**STATED PROBLEM**.
Copy out every record below exactly as written, but leave out any pictures.

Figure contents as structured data
»»

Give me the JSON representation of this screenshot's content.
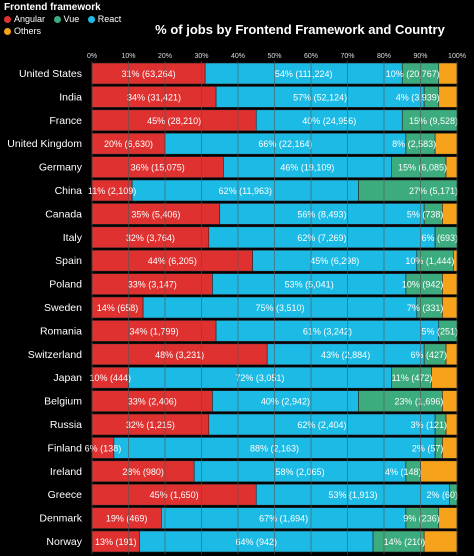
{
  "legend": {
    "title": "Frontend framework",
    "items": [
      {
        "name": "Angular",
        "color": "#e03131"
      },
      {
        "name": "Vue",
        "color": "#3cab7e"
      },
      {
        "name": "React",
        "color": "#1cbbe6"
      },
      {
        "name": "Others",
        "color": "#f7a21b"
      }
    ]
  },
  "chart_data": {
    "type": "bar",
    "orientation": "horizontal-stacked-percent",
    "title": "% of jobs by Frontend Framework and Country",
    "xlabel": "",
    "ylabel": "",
    "xlim": [
      0,
      100
    ],
    "x_ticks": [
      "0%",
      "10%",
      "20%",
      "30%",
      "40%",
      "50%",
      "60%",
      "70%",
      "80%",
      "90%",
      "100%"
    ],
    "grid": true,
    "legend_position": "top-left",
    "categories": [
      "United States",
      "India",
      "France",
      "United Kingdom",
      "Germany",
      "China",
      "Canada",
      "Italy",
      "Spain",
      "Poland",
      "Sweden",
      "Romania",
      "Switzerland",
      "Japan",
      "Belgium",
      "Russia",
      "Finland",
      "Ireland",
      "Greece",
      "Denmark",
      "Norway"
    ],
    "series": [
      {
        "name": "Angular",
        "color": "#e03131",
        "values": [
          31,
          34,
          45,
          20,
          36,
          11,
          35,
          32,
          44,
          33,
          14,
          34,
          48,
          10,
          33,
          32,
          6,
          28,
          45,
          19,
          13
        ],
        "labels": [
          "31% (63,264)",
          "34% (31,421)",
          "45% (28,210)",
          "20% (6,630)",
          "36% (15,075)",
          "11% (2,109)",
          "35% (5,406)",
          "32% (3,764)",
          "44% (6,205)",
          "33% (3,147)",
          "14% (658)",
          "34% (1,799)",
          "48% (3,231)",
          "10% (444)",
          "33% (2,406)",
          "32% (1,215)",
          "6% (138)",
          "28% (980)",
          "45% (1,650)",
          "19% (469)",
          "13% (191)"
        ]
      },
      {
        "name": "React",
        "color": "#1cbbe6",
        "values": [
          54,
          57,
          40,
          66,
          46,
          62,
          56,
          62,
          45,
          53,
          75,
          61,
          43,
          72,
          40,
          62,
          88,
          58,
          53,
          67,
          64
        ],
        "labels": [
          "54% (111,224)",
          "57% (52,124)",
          "40% (24,956)",
          "66% (22,164)",
          "46% (19,109)",
          "62% (11,963)",
          "56% (8,493)",
          "62% (7,269)",
          "45% (6,298)",
          "53% (5,041)",
          "75% (3,510)",
          "61% (3,242)",
          "43% (2,884)",
          "72% (3,051)",
          "40% (2,942)",
          "62% (2,404)",
          "88% (2,163)",
          "58% (2,065)",
          "53% (1,913)",
          "67% (1,694)",
          "64% (942)"
        ]
      },
      {
        "name": "Vue",
        "color": "#3cab7e",
        "values": [
          10,
          4,
          15,
          8,
          15,
          27,
          5,
          6,
          10,
          10,
          7,
          5,
          6,
          11,
          23,
          3,
          2,
          4,
          2,
          9,
          14
        ],
        "labels": [
          "10% (20,767)",
          "4% (3,939)",
          "15% (9,528)",
          "8% (2,583)",
          "15% (6,085)",
          "27% (5,171)",
          "5% (738)",
          "6% (693)",
          "10% (1,444)",
          "10% (942)",
          "7% (331)",
          "5% (251)",
          "6% (427)",
          "11% (472)",
          "23% (1,696)",
          "3% (121)",
          "2% (57)",
          "4% (148)",
          "2% (60)",
          "9% (236)",
          "14% (210)"
        ]
      },
      {
        "name": "Others",
        "color": "#f7a21b",
        "values": [
          5,
          5,
          0,
          6,
          3,
          0,
          4,
          0,
          1,
          4,
          4,
          0,
          3,
          7,
          4,
          3,
          4,
          10,
          0,
          5,
          9
        ],
        "labels": []
      }
    ]
  }
}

««

**WRITTEN SOLUTION**.
Give me the JSON representation of this screenshot's content.
{
  "legend": {
    "title": "Frontend framework",
    "items": [
      {
        "name": "Angular",
        "color": "#e03131"
      },
      {
        "name": "Vue",
        "color": "#3cab7e"
      },
      {
        "name": "React",
        "color": "#1cbbe6"
      },
      {
        "name": "Others",
        "color": "#f7a21b"
      }
    ]
  },
  "chart_data": {
    "type": "bar",
    "orientation": "horizontal-stacked-percent",
    "title": "% of jobs by Frontend Framework and Country",
    "xlabel": "",
    "ylabel": "",
    "xlim": [
      0,
      100
    ],
    "x_ticks": [
      "0%",
      "10%",
      "20%",
      "30%",
      "40%",
      "50%",
      "60%",
      "70%",
      "80%",
      "90%",
      "100%"
    ],
    "grid": true,
    "legend_position": "top-left",
    "categories": [
      "United States",
      "India",
      "France",
      "United Kingdom",
      "Germany",
      "China",
      "Canada",
      "Italy",
      "Spain",
      "Poland",
      "Sweden",
      "Romania",
      "Switzerland",
      "Japan",
      "Belgium",
      "Russia",
      "Finland",
      "Ireland",
      "Greece",
      "Denmark",
      "Norway"
    ],
    "series": [
      {
        "name": "Angular",
        "color": "#e03131",
        "values": [
          31,
          34,
          45,
          20,
          36,
          11,
          35,
          32,
          44,
          33,
          14,
          34,
          48,
          10,
          33,
          32,
          6,
          28,
          45,
          19,
          13
        ],
        "labels": [
          "31% (63,264)",
          "34% (31,421)",
          "45% (28,210)",
          "20% (6,630)",
          "36% (15,075)",
          "11% (2,109)",
          "35% (5,406)",
          "32% (3,764)",
          "44% (6,205)",
          "33% (3,147)",
          "14% (658)",
          "34% (1,799)",
          "48% (3,231)",
          "10% (444)",
          "33% (2,406)",
          "32% (1,215)",
          "6% (138)",
          "28% (980)",
          "45% (1,650)",
          "19% (469)",
          "13% (191)"
        ]
      },
      {
        "name": "React",
        "color": "#1cbbe6",
        "values": [
          54,
          57,
          40,
          66,
          46,
          62,
          56,
          62,
          45,
          53,
          75,
          61,
          43,
          72,
          40,
          62,
          88,
          58,
          53,
          67,
          64
        ],
        "labels": [
          "54% (111,224)",
          "57% (52,124)",
          "40% (24,956)",
          "66% (22,164)",
          "46% (19,109)",
          "62% (11,963)",
          "56% (8,493)",
          "62% (7,269)",
          "45% (6,298)",
          "53% (5,041)",
          "75% (3,510)",
          "61% (3,242)",
          "43% (2,884)",
          "72% (3,051)",
          "40% (2,942)",
          "62% (2,404)",
          "88% (2,163)",
          "58% (2,065)",
          "53% (1,913)",
          "67% (1,694)",
          "64% (942)"
        ]
      },
      {
        "name": "Vue",
        "color": "#3cab7e",
        "values": [
          10,
          4,
          15,
          8,
          15,
          27,
          5,
          6,
          10,
          10,
          7,
          5,
          6,
          11,
          23,
          3,
          2,
          4,
          2,
          9,
          14
        ],
        "labels": [
          "10% (20,767)",
          "4% (3,939)",
          "15% (9,528)",
          "8% (2,583)",
          "15% (6,085)",
          "27% (5,171)",
          "5% (738)",
          "6% (693)",
          "10% (1,444)",
          "10% (942)",
          "7% (331)",
          "5% (251)",
          "6% (427)",
          "11% (472)",
          "23% (1,696)",
          "3% (121)",
          "2% (57)",
          "4% (148)",
          "2% (60)",
          "9% (236)",
          "14% (210)"
        ]
      },
      {
        "name": "Others",
        "color": "#f7a21b",
        "values": [
          5,
          5,
          0,
          6,
          3,
          0,
          4,
          0,
          1,
          4,
          4,
          0,
          3,
          7,
          4,
          3,
          4,
          10,
          0,
          5,
          9
        ],
        "labels": []
      }
    ]
  }
}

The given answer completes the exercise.